_Aim_
Filter the entries below, keeping only lines with the word "text".

-- start --

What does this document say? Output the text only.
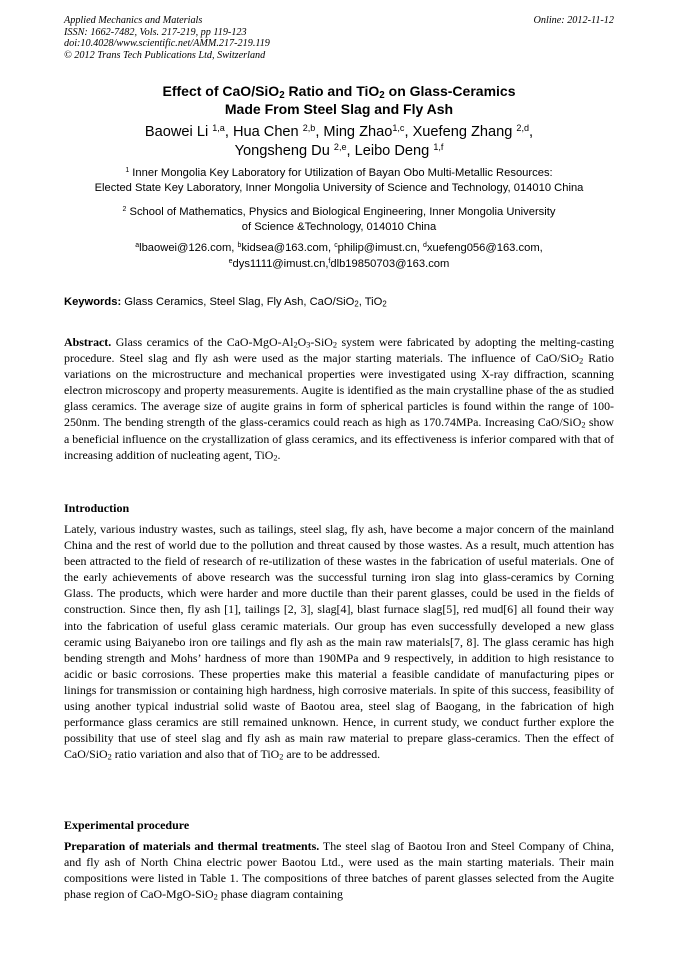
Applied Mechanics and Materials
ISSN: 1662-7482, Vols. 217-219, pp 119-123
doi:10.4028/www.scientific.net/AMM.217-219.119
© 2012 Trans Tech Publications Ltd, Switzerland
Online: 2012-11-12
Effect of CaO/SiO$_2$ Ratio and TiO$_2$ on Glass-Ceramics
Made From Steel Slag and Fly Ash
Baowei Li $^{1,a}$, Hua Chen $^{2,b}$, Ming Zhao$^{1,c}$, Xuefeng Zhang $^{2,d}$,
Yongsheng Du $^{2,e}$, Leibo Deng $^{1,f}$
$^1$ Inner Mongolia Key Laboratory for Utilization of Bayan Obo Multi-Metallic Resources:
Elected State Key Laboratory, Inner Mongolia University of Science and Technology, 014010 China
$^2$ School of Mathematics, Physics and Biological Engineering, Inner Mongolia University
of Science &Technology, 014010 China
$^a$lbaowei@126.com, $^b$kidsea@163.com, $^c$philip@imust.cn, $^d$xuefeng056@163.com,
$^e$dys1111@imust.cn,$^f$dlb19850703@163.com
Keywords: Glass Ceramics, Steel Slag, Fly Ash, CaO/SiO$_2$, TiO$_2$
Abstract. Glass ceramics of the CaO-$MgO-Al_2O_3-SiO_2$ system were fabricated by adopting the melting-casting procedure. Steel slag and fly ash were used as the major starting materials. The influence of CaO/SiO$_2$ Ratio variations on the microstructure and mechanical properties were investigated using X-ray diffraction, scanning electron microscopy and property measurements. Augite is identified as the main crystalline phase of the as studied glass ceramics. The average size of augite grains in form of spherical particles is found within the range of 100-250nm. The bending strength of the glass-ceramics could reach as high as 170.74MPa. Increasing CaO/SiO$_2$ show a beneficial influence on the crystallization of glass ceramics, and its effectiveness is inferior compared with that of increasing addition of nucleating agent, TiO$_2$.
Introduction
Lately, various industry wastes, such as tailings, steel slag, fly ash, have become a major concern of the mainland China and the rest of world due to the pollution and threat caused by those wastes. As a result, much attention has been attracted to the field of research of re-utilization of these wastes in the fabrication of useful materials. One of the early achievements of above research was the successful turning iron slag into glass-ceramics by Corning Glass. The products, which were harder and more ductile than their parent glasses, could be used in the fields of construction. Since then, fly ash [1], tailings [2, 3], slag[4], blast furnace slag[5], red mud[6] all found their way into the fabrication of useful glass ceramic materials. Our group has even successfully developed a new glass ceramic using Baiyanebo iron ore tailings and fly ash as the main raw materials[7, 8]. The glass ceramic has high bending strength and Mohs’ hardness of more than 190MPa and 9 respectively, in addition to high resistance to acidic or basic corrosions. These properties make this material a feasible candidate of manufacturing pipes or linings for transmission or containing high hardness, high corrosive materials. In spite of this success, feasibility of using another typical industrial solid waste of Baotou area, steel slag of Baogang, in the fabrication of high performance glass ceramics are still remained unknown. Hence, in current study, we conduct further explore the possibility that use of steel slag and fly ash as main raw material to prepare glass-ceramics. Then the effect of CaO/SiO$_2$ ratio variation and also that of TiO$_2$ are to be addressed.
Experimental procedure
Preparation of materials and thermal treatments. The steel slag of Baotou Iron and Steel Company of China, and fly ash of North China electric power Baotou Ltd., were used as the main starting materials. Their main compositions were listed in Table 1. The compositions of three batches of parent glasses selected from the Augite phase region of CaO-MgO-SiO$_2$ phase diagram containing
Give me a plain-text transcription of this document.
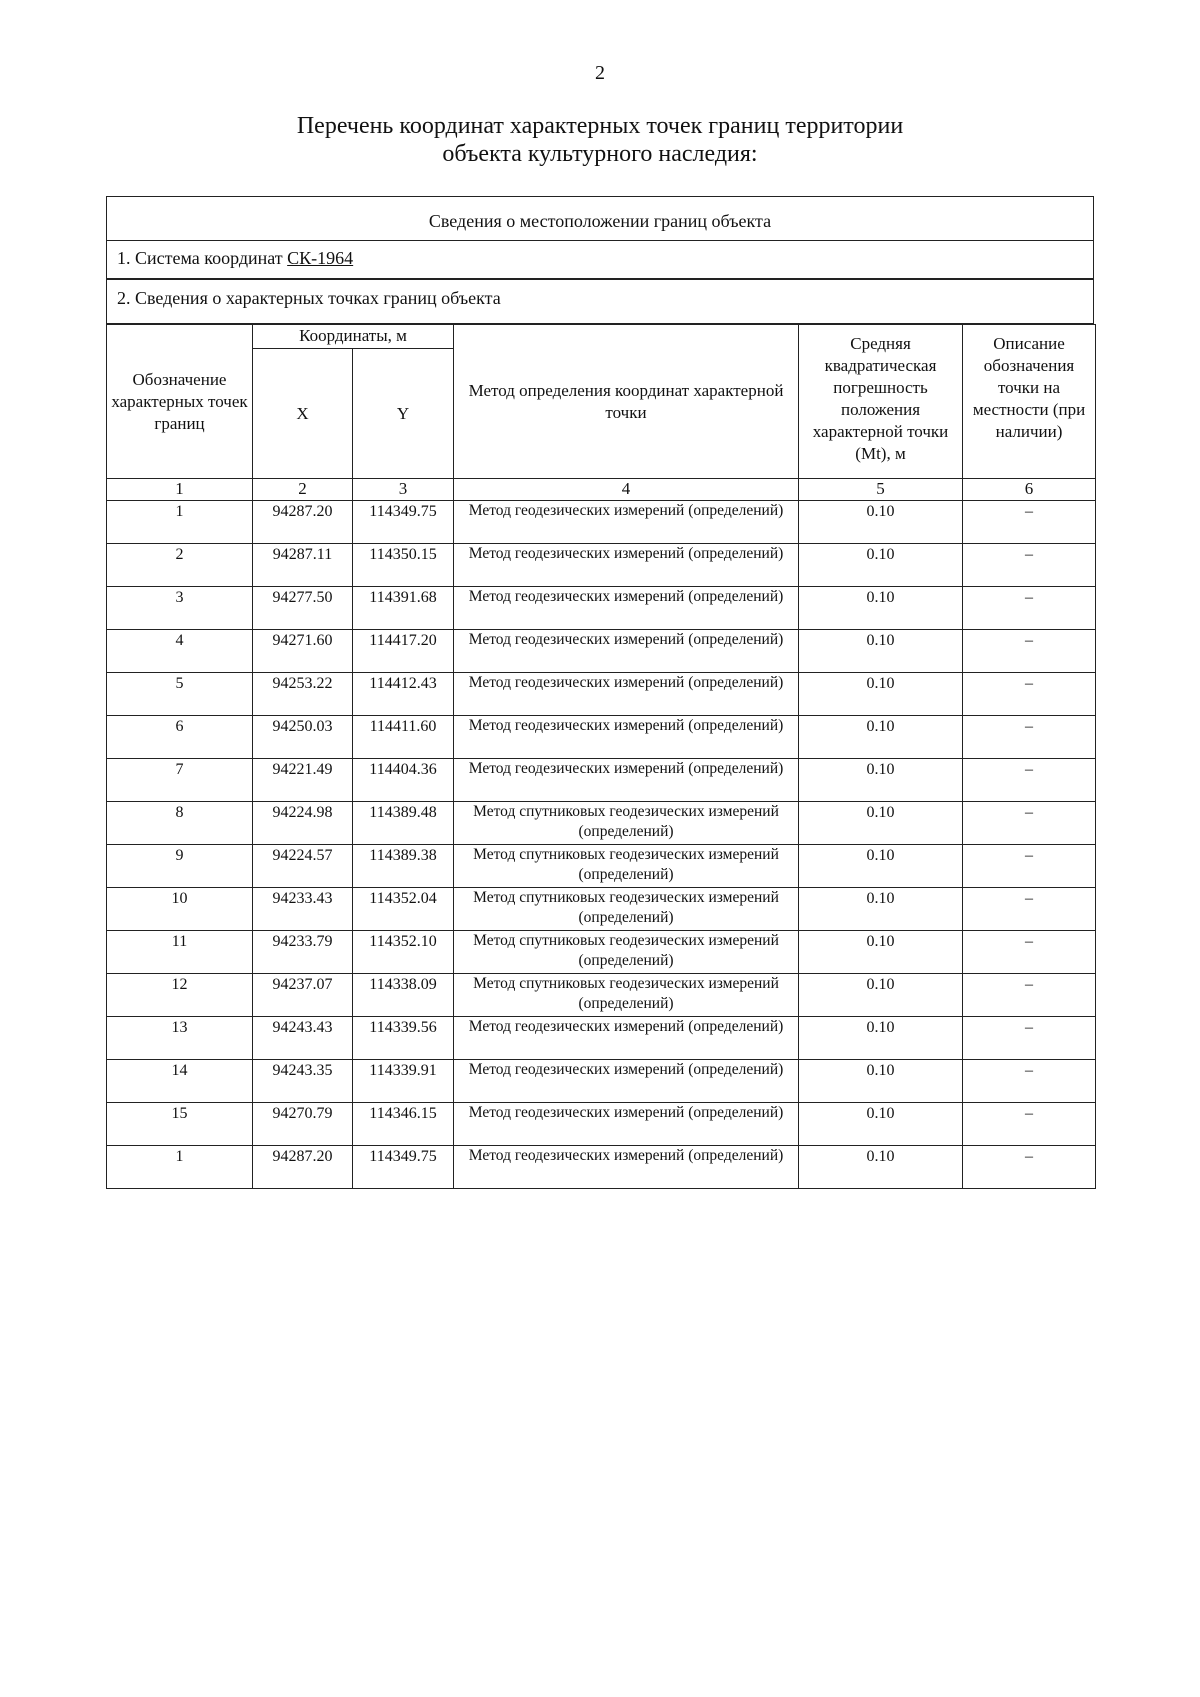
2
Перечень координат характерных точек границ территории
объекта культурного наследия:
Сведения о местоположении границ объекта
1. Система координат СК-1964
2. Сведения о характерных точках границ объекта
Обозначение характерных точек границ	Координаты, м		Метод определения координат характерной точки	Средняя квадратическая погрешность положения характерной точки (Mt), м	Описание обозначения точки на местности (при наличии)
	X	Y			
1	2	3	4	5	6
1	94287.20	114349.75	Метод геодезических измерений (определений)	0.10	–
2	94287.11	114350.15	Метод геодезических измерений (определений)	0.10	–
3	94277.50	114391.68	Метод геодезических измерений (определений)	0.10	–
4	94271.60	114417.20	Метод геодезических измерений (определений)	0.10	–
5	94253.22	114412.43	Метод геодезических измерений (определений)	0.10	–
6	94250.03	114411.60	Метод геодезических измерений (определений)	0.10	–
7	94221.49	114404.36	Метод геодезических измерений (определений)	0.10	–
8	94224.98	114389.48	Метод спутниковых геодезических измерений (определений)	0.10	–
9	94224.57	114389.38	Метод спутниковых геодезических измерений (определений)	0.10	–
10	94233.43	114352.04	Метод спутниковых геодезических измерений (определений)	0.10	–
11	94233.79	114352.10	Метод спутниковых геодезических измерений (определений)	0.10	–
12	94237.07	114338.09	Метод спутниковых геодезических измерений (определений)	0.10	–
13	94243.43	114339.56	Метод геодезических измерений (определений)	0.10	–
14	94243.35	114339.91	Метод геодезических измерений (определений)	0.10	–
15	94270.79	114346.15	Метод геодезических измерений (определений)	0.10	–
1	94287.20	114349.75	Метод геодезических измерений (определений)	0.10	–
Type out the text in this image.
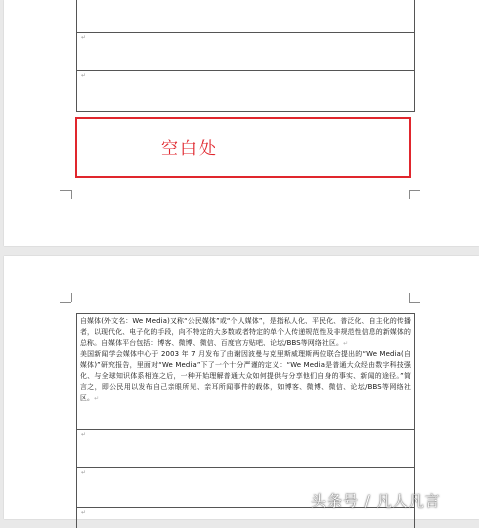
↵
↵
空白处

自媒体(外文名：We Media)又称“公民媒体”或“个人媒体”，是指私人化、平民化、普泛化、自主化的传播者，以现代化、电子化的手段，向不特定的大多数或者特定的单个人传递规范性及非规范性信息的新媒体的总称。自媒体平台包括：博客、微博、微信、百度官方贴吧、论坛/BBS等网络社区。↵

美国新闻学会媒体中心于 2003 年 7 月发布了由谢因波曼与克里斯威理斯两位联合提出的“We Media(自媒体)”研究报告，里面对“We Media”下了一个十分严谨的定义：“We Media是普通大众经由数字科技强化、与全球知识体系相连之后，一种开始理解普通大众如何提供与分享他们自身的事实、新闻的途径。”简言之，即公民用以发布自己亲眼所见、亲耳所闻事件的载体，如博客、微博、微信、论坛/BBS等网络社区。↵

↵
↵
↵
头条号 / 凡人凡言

-- end --

_Final result_
What does this document say? Output the text only.
Give me a plain-text transcription of this document.
Type out the text in this image.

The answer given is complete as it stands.